(Stored records)
● ● ● ● ●

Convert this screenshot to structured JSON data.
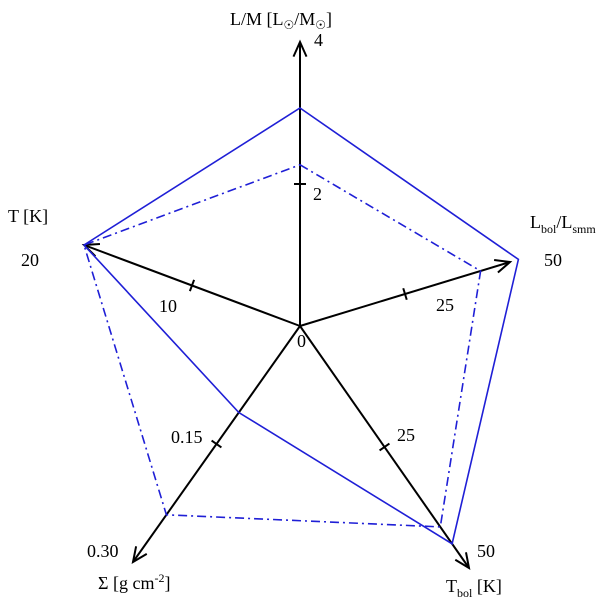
{
  "chart_data": {
    "type": "radar",
    "axes": [
      {
        "key": "lm",
        "label_main": "L/M [L",
        "label_tail": "/M",
        "label_end": "]",
        "suns": true,
        "max": 4,
        "max_label": "4",
        "ticks": [
          {
            "value": 2,
            "label": "2"
          }
        ]
      },
      {
        "key": "lbol",
        "label_main": "L",
        "label_sub1": "bol",
        "label_mid": "/L",
        "label_sub2": "smm",
        "max": 50,
        "max_label": "50",
        "ticks": [
          {
            "value": 25,
            "label": "25"
          }
        ]
      },
      {
        "key": "tbol",
        "label_main": "T",
        "label_sub1": "bol",
        "label_end": " [K]",
        "max": 50,
        "max_label": "50",
        "ticks": [
          {
            "value": 25,
            "label": "25"
          }
        ]
      },
      {
        "key": "sigma",
        "label_main": "Σ [g cm",
        "label_sup": "-2",
        "label_end": "]",
        "max": 0.3,
        "max_label": "0.30",
        "ticks": [
          {
            "value": 0.15,
            "label": "0.15"
          }
        ]
      },
      {
        "key": "temp",
        "label_main": "T [K]",
        "max": 20,
        "max_label": "20",
        "ticks": [
          {
            "value": 10,
            "label": "10"
          }
        ]
      }
    ],
    "origin_label": "0",
    "series": [
      {
        "style": "solid",
        "color": "#1f1fd6",
        "values": [
          3.07,
          52.0,
          45.0,
          0.11,
          20.0
        ]
      },
      {
        "style": "dashdot",
        "color": "#1f1fd6",
        "values": [
          2.27,
          43.0,
          41.5,
          0.24,
          20.0
        ]
      }
    ]
  }
}
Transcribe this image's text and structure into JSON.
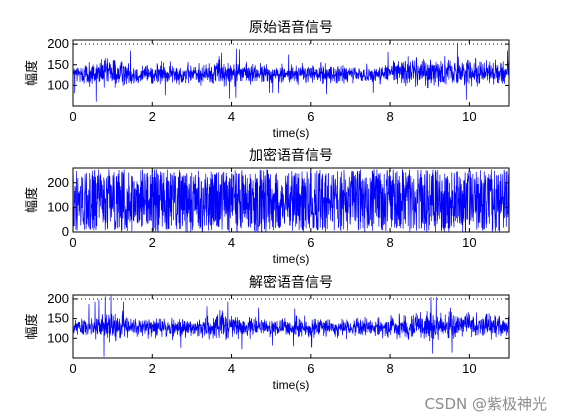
{
  "chart_data": [
    {
      "type": "line",
      "title": "原始语音信号",
      "xlabel": "time(s)",
      "ylabel": "幅度",
      "xlim": [
        0,
        11
      ],
      "ylim": [
        50,
        210
      ],
      "xticks": [
        0,
        2,
        4,
        6,
        8,
        10
      ],
      "yticks": [
        100,
        150,
        200
      ],
      "x_tick_labels": [
        "0",
        "2",
        "4",
        "6",
        "8",
        "10"
      ],
      "y_tick_labels": [
        "100",
        "150",
        "200"
      ],
      "grid": false,
      "reference_lines": [
        200
      ],
      "color": "#0000ff",
      "signal": "dense noisy waveform centred near 128, mostly 90–165, peaks to ~210",
      "envelope_x": [
        0,
        0.5,
        0.9,
        1.5,
        2.5,
        3.5,
        3.7,
        3.9,
        5,
        6,
        7,
        7.8,
        8.3,
        9,
        10,
        10.5,
        11
      ],
      "envelope_center": [
        128,
        127,
        130,
        128,
        127,
        128,
        140,
        130,
        127,
        128,
        126,
        127,
        135,
        133,
        134,
        132,
        130
      ],
      "envelope_halfwidth": [
        25,
        35,
        45,
        30,
        28,
        30,
        48,
        35,
        25,
        28,
        25,
        25,
        38,
        40,
        38,
        35,
        30
      ]
    },
    {
      "type": "line",
      "title": "加密语音信号",
      "xlabel": "time(s)",
      "ylabel": "幅度",
      "xlim": [
        0,
        11
      ],
      "ylim": [
        0,
        260
      ],
      "xticks": [
        0,
        2,
        4,
        6,
        8,
        10
      ],
      "yticks": [
        0,
        100,
        200
      ],
      "x_tick_labels": [
        "0",
        "2",
        "4",
        "6",
        "8",
        "10"
      ],
      "y_tick_labels": [
        "0",
        "100",
        "200"
      ],
      "grid": false,
      "color": "#0000ff",
      "signal": "uniform noise filling the full range 0–255",
      "envelope_x": [
        0,
        11
      ],
      "envelope_center": [
        127.5,
        127.5
      ],
      "envelope_halfwidth": [
        127.5,
        127.5
      ]
    },
    {
      "type": "line",
      "title": "解密语音信号",
      "xlabel": "time(s)",
      "ylabel": "幅度",
      "xlim": [
        0,
        11
      ],
      "ylim": [
        50,
        210
      ],
      "xticks": [
        0,
        2,
        4,
        6,
        8,
        10
      ],
      "yticks": [
        100,
        150,
        200
      ],
      "x_tick_labels": [
        "0",
        "2",
        "4",
        "6",
        "8",
        "10"
      ],
      "y_tick_labels": [
        "100",
        "150",
        "200"
      ],
      "grid": false,
      "reference_lines": [
        200
      ],
      "color": "#0000ff",
      "signal": "dense noisy waveform centred near 128, mostly 90–165, peaks to ~210",
      "envelope_x": [
        0,
        0.5,
        0.9,
        1.5,
        2.5,
        3.5,
        3.7,
        3.9,
        5,
        6,
        7,
        7.8,
        8.3,
        9,
        10,
        10.5,
        11
      ],
      "envelope_center": [
        128,
        127,
        130,
        128,
        127,
        128,
        140,
        130,
        127,
        128,
        126,
        127,
        135,
        133,
        134,
        132,
        130
      ],
      "envelope_halfwidth": [
        25,
        35,
        45,
        30,
        28,
        30,
        48,
        35,
        25,
        28,
        25,
        25,
        38,
        40,
        38,
        35,
        30
      ]
    }
  ],
  "watermark": "CSDN @紫极神光"
}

● ● ● ● ●

--- THE TASK ---
Note how many lines of the material contain the string "JSON". Then report that number by itself.

--- WRITTEN ANSWER ---
2